Page text »
--- start ---

David Hubbard

No. 70
- Position: Offensive tackle

Personal information
- Born: September 29, 1955 (age 70) Napa, California, U.S.
- Listed height: 6 ft 7 in (2.01 m)
- Listed weight: 270 lb (122 kg)

Career information
- High school: Vintage (Napa)
- College: BYU
- NFL draft: 1977: 5th round, 136th overall pick

Career history
- New Orleans Saints (1977);

Career NFL statistics
- Games played: 5
- Stats at Pro Football Reference

= David A. Hubbard =

American football player (born 1955)

David A Hubbard (born September 29, 1955) is an American former professional football player who was an offensive tackle for the New Orleans Saints of the National Football League (NFL). He played college football for the BYU Cougars.

After his football career, Hubbard became a speaker and author on health and fitness. From 2013 to 2017 he was a pastor on staff at the Church of The Apostles in Atlanta, Georgia. Hubbard is presently Athletic Director and Director of Development for The Cumberland School, a private Christian school in Cobb County, Georgia.

--- end ---

Data rows »
--- start ---

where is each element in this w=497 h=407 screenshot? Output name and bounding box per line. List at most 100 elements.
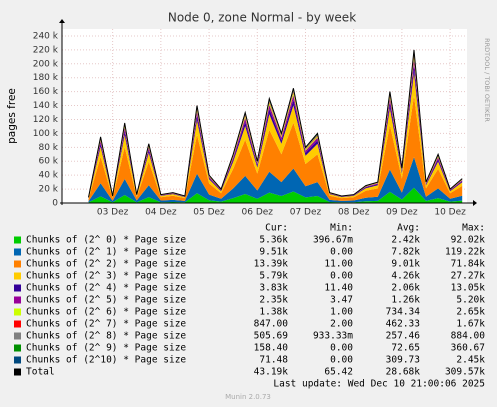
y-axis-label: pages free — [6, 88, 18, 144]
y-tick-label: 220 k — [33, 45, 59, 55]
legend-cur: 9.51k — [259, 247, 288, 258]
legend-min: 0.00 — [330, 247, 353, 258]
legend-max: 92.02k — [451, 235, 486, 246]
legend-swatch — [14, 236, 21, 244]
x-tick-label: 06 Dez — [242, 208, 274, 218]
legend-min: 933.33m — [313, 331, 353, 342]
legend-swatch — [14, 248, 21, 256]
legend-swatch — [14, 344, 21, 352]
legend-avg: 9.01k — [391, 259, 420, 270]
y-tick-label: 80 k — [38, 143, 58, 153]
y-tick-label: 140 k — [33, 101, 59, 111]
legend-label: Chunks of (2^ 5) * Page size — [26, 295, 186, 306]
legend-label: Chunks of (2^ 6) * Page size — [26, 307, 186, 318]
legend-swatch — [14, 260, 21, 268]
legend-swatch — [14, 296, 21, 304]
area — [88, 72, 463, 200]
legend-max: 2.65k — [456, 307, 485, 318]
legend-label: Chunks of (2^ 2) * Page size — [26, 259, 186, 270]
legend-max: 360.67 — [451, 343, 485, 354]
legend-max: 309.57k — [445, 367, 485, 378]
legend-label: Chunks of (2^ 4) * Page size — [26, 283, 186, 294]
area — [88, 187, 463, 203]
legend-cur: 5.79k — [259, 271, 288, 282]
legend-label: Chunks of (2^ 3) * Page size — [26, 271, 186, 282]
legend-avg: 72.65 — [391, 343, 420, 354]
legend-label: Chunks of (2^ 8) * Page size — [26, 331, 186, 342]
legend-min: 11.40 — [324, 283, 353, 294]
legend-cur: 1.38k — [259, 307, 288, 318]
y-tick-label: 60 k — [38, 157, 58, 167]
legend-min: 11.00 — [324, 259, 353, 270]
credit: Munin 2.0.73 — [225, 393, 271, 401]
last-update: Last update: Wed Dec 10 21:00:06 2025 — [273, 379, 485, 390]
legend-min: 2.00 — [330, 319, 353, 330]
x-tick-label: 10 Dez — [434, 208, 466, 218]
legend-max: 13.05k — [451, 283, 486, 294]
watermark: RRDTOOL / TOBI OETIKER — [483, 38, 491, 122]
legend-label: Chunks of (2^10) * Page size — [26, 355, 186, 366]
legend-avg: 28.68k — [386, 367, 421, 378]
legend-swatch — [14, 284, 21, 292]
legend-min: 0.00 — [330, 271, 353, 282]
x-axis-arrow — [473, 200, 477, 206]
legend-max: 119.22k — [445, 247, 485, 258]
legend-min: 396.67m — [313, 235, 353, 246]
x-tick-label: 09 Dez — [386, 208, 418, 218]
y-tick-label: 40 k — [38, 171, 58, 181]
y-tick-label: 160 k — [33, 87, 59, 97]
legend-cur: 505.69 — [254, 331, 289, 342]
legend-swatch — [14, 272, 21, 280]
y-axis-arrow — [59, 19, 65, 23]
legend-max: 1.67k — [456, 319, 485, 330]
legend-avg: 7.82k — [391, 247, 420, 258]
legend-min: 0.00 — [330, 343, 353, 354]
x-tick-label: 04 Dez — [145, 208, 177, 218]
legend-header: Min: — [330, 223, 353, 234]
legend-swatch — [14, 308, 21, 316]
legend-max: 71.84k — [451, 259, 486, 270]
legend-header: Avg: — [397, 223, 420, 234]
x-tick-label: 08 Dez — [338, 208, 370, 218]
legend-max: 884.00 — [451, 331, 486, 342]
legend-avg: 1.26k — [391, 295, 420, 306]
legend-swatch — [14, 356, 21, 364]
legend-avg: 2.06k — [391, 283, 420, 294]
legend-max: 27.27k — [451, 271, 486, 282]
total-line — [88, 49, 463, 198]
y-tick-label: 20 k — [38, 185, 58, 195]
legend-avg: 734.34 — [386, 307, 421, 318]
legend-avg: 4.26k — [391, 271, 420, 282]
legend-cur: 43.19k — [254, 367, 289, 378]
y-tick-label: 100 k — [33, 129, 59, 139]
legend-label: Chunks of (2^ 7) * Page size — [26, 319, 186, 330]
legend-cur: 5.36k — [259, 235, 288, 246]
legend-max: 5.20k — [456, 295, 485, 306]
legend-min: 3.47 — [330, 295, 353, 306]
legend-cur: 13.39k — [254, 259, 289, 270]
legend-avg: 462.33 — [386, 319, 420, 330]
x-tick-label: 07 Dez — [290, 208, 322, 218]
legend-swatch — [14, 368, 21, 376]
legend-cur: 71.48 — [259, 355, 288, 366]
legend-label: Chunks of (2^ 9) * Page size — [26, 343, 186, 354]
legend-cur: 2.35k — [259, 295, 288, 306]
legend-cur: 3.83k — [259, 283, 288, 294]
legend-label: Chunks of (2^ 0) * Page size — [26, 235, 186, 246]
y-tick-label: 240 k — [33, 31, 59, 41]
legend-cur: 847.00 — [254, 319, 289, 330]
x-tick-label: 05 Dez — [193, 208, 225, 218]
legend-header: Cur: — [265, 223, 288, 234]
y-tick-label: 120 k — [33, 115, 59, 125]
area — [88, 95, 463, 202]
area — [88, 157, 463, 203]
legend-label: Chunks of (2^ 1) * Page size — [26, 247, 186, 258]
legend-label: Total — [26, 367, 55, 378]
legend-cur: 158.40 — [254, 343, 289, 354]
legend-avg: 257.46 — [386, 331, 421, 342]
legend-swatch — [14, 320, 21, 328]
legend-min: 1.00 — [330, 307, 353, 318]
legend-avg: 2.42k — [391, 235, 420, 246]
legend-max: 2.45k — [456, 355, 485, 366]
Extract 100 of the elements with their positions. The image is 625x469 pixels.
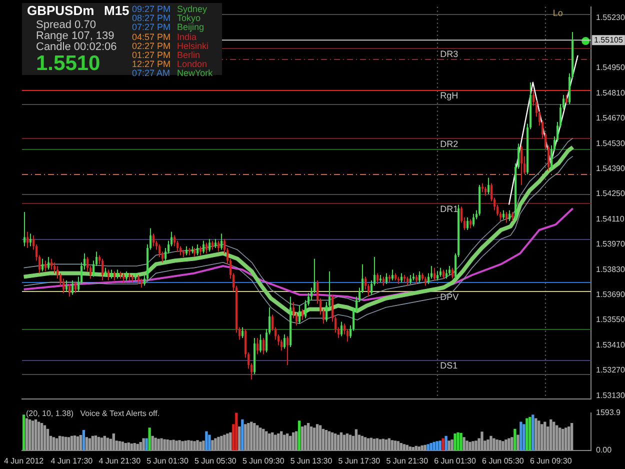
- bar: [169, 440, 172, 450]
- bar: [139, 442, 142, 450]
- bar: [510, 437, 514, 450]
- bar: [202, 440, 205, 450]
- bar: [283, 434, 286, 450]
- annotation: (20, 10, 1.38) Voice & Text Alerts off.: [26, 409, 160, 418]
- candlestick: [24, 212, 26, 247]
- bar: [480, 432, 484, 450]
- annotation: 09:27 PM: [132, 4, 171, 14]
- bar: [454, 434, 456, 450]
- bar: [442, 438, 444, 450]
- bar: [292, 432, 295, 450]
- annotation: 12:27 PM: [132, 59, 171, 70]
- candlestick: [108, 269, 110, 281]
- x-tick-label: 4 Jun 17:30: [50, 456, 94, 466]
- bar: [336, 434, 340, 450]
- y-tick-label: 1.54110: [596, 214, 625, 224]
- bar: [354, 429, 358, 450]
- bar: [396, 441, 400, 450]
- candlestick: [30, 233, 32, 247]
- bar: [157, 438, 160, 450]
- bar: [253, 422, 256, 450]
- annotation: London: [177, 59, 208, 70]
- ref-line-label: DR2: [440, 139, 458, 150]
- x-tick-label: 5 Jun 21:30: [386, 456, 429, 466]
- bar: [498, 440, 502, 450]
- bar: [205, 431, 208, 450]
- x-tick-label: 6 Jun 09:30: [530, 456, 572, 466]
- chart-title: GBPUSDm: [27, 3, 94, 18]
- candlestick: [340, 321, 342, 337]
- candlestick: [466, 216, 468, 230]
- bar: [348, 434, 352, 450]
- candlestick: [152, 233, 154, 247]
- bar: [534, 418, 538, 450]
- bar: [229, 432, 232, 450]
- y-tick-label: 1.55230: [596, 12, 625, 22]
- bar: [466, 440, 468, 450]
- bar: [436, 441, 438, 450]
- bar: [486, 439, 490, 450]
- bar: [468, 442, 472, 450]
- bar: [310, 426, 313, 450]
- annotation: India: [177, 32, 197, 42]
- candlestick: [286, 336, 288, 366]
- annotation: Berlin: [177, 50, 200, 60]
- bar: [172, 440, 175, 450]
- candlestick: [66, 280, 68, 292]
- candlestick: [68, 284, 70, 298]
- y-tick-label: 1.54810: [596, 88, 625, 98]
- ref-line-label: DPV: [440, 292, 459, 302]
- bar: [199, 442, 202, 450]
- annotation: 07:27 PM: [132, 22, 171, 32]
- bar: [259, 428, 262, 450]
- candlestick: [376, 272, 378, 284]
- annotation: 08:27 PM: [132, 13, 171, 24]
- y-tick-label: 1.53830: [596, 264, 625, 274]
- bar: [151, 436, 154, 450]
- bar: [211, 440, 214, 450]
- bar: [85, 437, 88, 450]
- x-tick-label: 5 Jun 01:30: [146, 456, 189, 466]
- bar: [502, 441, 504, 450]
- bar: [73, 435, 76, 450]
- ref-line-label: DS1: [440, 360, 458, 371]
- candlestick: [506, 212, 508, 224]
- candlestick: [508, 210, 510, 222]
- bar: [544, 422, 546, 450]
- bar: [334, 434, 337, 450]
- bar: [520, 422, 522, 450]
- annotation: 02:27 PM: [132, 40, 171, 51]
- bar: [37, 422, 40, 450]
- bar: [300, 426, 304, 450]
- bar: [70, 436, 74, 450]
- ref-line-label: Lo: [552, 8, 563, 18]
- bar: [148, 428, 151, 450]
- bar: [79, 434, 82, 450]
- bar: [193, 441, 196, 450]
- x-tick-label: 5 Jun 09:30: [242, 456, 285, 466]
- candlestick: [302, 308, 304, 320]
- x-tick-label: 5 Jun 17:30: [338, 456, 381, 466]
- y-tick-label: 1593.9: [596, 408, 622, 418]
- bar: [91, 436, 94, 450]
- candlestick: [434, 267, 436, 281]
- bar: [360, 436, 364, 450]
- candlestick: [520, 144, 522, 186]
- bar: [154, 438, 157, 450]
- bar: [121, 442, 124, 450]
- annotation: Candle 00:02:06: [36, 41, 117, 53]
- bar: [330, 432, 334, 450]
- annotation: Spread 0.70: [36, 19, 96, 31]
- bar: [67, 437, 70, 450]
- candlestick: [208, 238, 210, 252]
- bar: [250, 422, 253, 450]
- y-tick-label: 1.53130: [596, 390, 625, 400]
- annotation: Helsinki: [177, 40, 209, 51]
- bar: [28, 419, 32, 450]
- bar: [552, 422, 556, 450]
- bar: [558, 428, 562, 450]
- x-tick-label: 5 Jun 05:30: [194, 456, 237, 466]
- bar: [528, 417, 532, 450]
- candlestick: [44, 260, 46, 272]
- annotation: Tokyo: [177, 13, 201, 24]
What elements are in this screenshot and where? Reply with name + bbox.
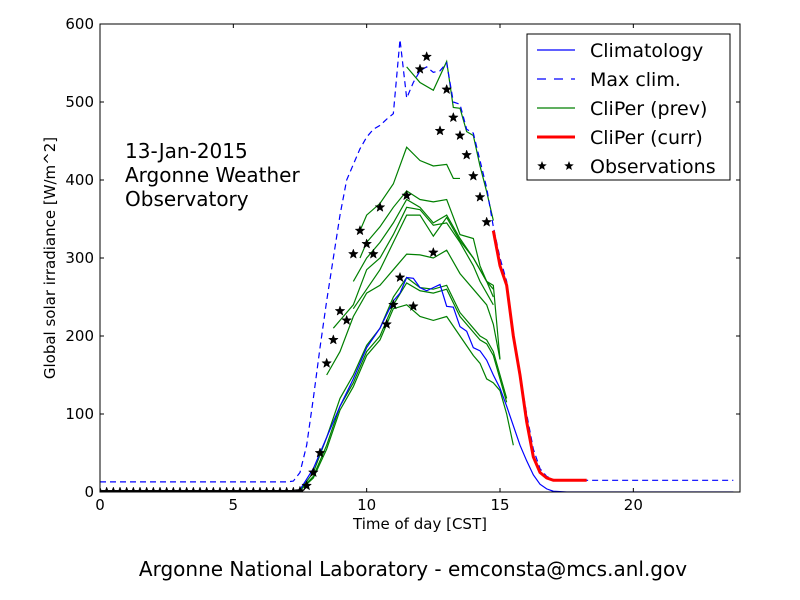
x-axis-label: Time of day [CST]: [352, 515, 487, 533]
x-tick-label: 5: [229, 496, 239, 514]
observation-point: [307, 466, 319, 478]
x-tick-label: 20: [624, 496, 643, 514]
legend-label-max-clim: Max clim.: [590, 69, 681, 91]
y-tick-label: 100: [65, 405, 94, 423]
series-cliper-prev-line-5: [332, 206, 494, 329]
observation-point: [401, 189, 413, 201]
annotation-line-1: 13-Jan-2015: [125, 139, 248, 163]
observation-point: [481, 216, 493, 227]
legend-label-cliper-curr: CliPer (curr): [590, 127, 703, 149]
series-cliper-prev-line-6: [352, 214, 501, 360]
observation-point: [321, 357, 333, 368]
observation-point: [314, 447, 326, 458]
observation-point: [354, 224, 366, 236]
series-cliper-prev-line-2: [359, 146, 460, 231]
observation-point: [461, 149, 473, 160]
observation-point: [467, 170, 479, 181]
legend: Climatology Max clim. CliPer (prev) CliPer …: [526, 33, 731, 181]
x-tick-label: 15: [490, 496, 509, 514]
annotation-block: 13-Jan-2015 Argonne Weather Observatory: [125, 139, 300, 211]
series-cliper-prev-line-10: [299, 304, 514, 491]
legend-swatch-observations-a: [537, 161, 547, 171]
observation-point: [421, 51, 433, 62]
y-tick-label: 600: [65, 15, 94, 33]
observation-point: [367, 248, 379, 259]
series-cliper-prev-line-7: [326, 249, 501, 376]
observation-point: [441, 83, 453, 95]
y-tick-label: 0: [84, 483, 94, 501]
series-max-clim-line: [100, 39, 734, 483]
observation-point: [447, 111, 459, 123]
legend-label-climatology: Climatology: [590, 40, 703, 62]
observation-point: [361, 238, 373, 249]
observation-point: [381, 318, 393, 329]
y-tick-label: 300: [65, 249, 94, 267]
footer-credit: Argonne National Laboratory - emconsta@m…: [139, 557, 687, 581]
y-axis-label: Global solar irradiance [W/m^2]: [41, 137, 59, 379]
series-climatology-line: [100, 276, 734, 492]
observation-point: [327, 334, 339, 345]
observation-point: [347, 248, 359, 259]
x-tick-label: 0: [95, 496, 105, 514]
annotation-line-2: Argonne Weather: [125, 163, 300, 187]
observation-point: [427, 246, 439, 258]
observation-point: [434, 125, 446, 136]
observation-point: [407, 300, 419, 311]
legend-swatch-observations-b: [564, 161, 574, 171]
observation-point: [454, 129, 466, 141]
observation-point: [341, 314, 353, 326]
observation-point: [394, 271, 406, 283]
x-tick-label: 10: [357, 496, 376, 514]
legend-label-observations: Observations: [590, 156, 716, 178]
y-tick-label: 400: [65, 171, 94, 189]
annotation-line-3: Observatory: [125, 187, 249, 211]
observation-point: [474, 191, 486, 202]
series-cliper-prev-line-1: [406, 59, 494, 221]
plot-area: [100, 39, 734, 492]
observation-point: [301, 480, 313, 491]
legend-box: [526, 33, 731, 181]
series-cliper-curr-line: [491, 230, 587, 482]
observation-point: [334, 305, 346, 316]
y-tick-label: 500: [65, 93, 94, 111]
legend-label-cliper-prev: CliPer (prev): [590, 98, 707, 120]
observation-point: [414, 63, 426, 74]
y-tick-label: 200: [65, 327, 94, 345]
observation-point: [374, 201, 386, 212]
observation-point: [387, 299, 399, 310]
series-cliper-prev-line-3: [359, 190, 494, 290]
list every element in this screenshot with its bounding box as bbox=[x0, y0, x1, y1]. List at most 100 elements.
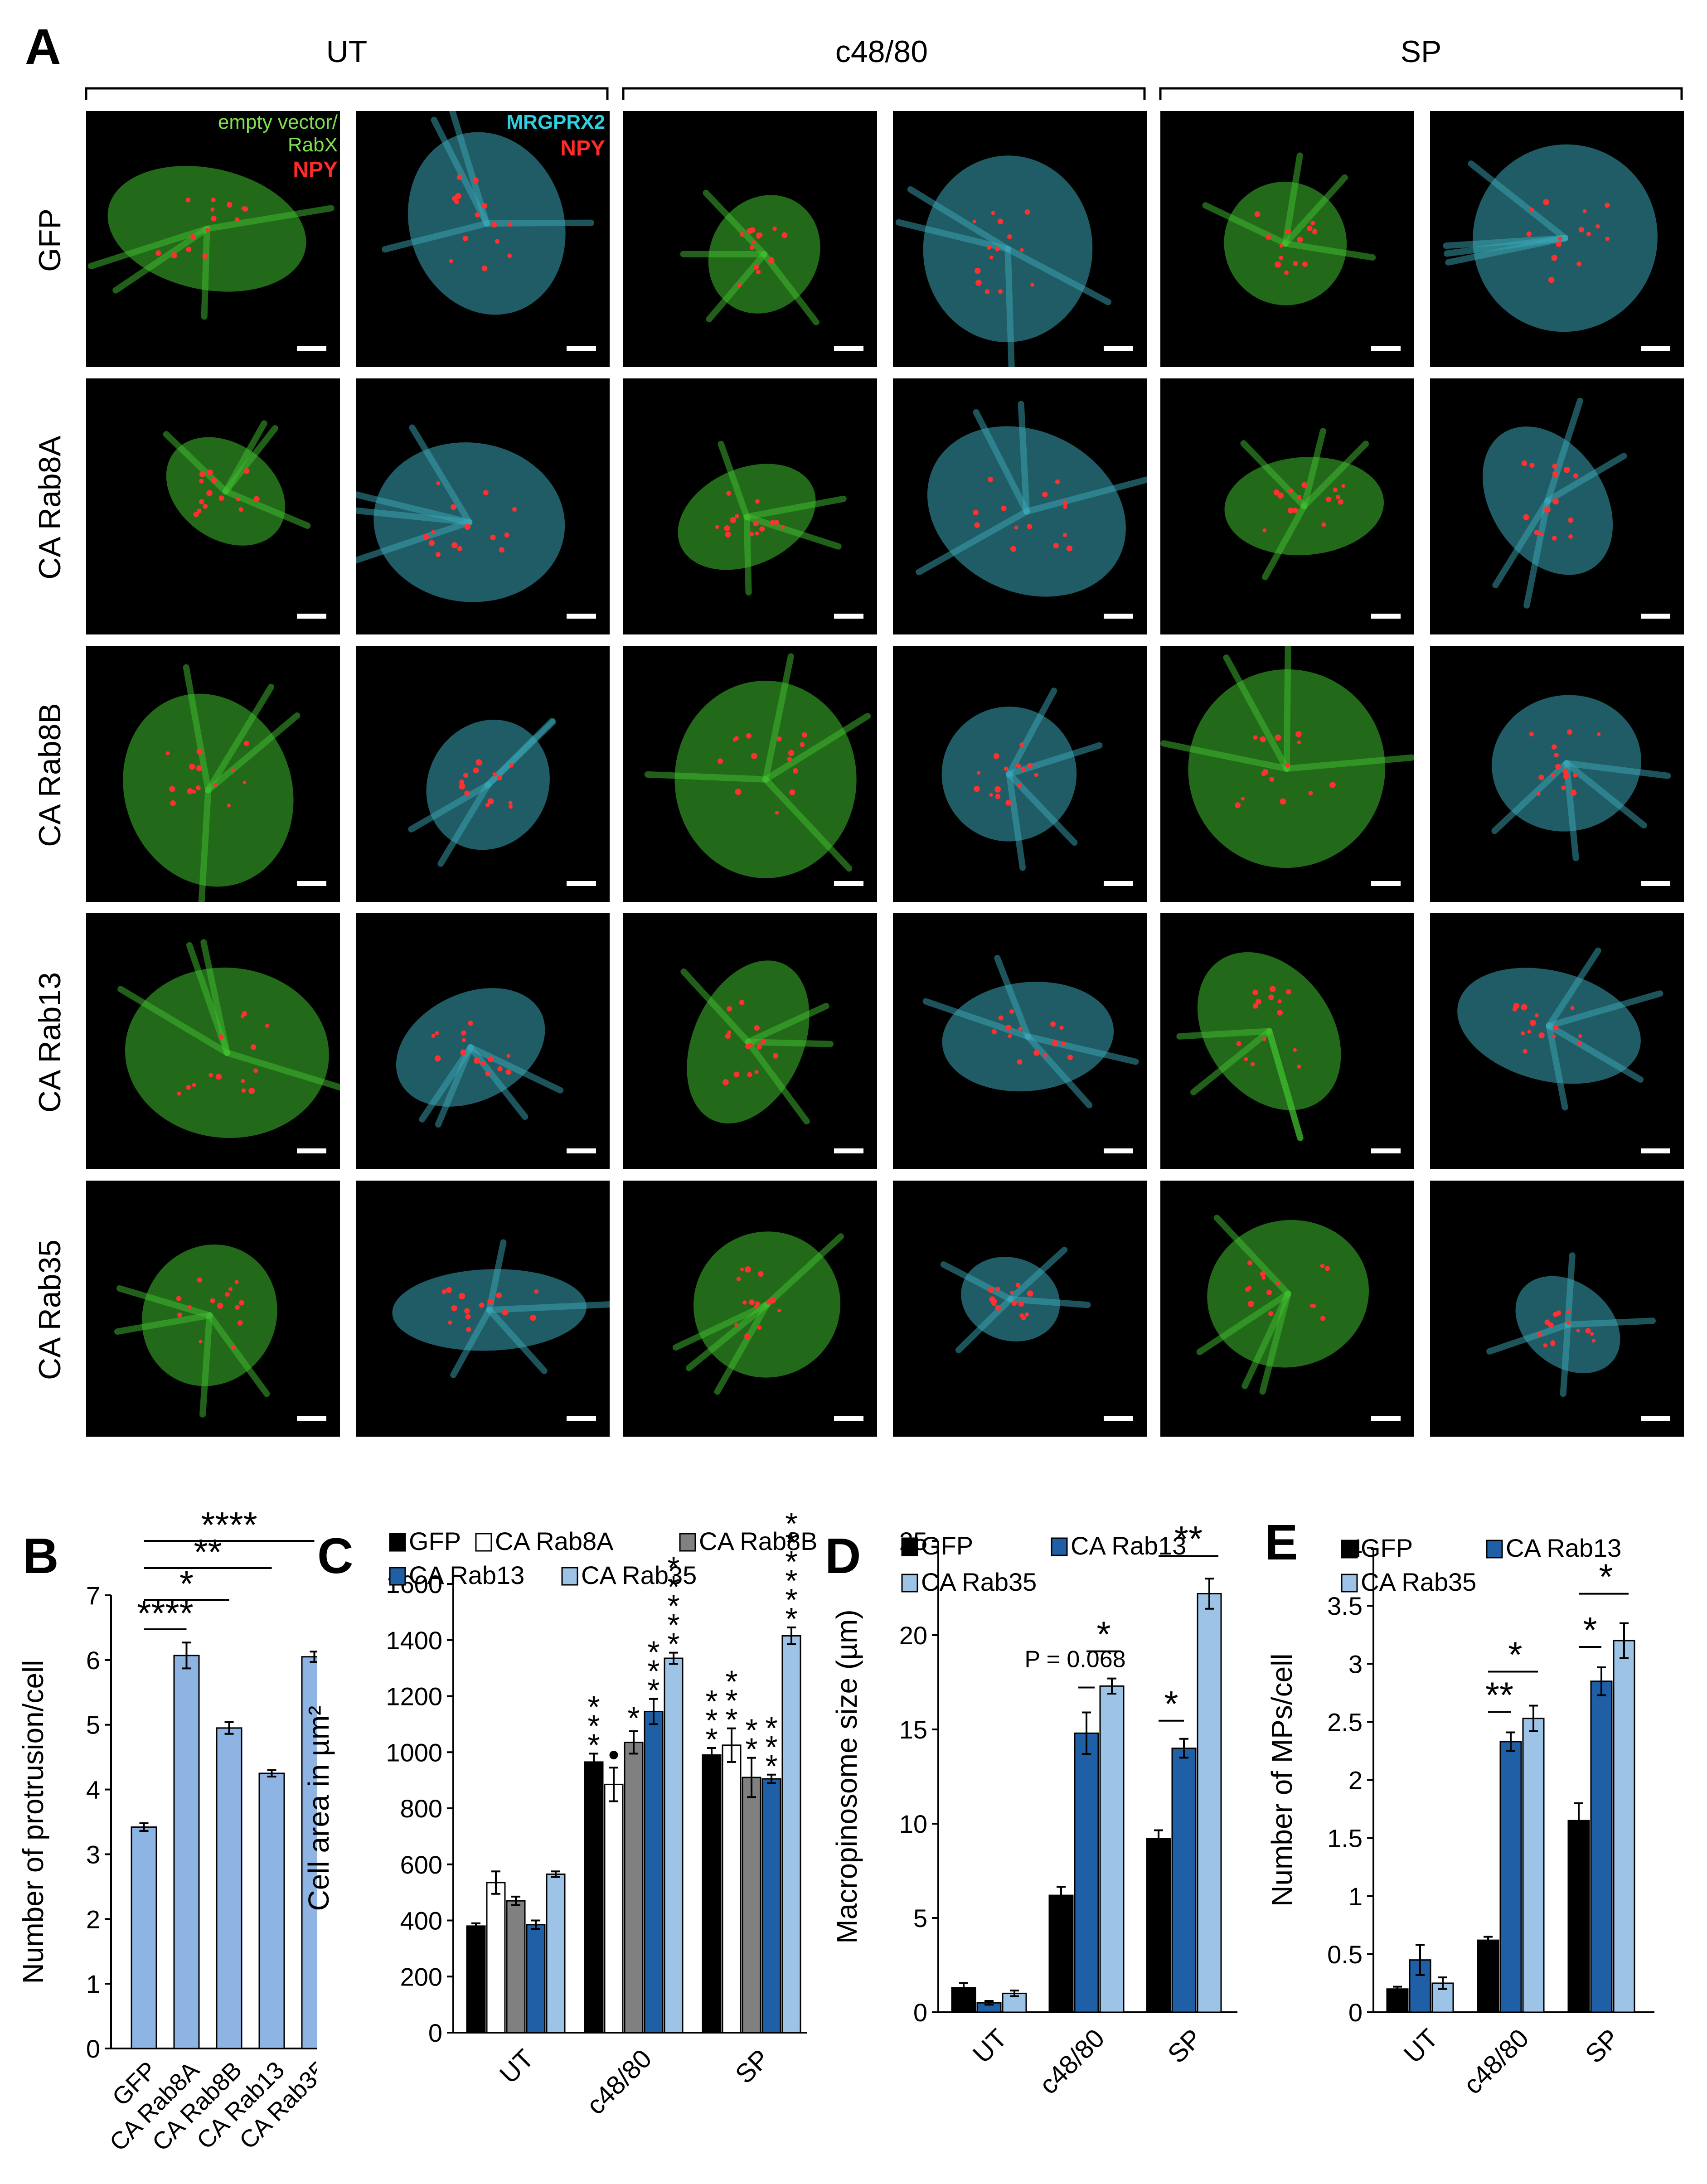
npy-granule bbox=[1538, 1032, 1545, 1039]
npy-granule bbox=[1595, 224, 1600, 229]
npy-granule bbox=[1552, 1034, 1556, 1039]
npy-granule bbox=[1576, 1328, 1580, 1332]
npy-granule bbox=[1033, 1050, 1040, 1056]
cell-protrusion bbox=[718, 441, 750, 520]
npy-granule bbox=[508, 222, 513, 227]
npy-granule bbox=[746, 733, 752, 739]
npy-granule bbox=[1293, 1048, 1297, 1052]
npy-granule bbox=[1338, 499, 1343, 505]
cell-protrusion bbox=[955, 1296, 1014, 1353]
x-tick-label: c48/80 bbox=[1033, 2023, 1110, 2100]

--- end ---

Written exercise 1 » Identify every line of the records that contains the string "bounding", and copy each such line.
Written exercise 2 » Extend the biography of David Hubbard by writing the passage that would follow its final sentence.

Expected answer 1 »
where is each element in this w=497 h=407 screenshot? Output name and bounding box per line. List at most 100 elements.
list every element in this screenshot with its bounding box as bbox=[x0, y0, x1, y1]. List at most 100 elements.

Expected answer 2 »
==Early life==
Hubbard grew up in Napa, California, where he was a member of the first graduating class of Vintage High School. In 1973, he received a full athletic scholarship to Brigham Young University, where he played offensive tackle and guard under LaVell Edwards. During his time at BYU, Hubbard played in the Fiesta Bowl and in the Senior Bowl.

==Professional career==
Hubbard was selected by the New Orleans Saints in the fifth round of the 1977 NFL draft. He played for the team in 1977 under coach Hank Stram and also played for the Denver Broncos during short stint. After football, his playing weight combined with a serious back injury from a near fatal accident made it difficult to get and stay physically fit. In 1989, Hubbard began traveling extensively as a motivational speaker to corporate America on how to get fit for life. During those years Hubbard discovered that the greatest obstacle to personal fitness is time. He then began developing his unique approach to exercise, determined to come up with a simple fitness formula that would overcome the common obstacles and excuses keeping most people from getting and staying physically fit.

==Publishing career==
In 2000 Hubbard was awarded a U.S. patent for his unique exercise method. He calls himself "America's Fitness Coach " and provides fitness advice in online articles and on television. His most recently published book is BAD CHUTE! Why most Americans fail with fitness..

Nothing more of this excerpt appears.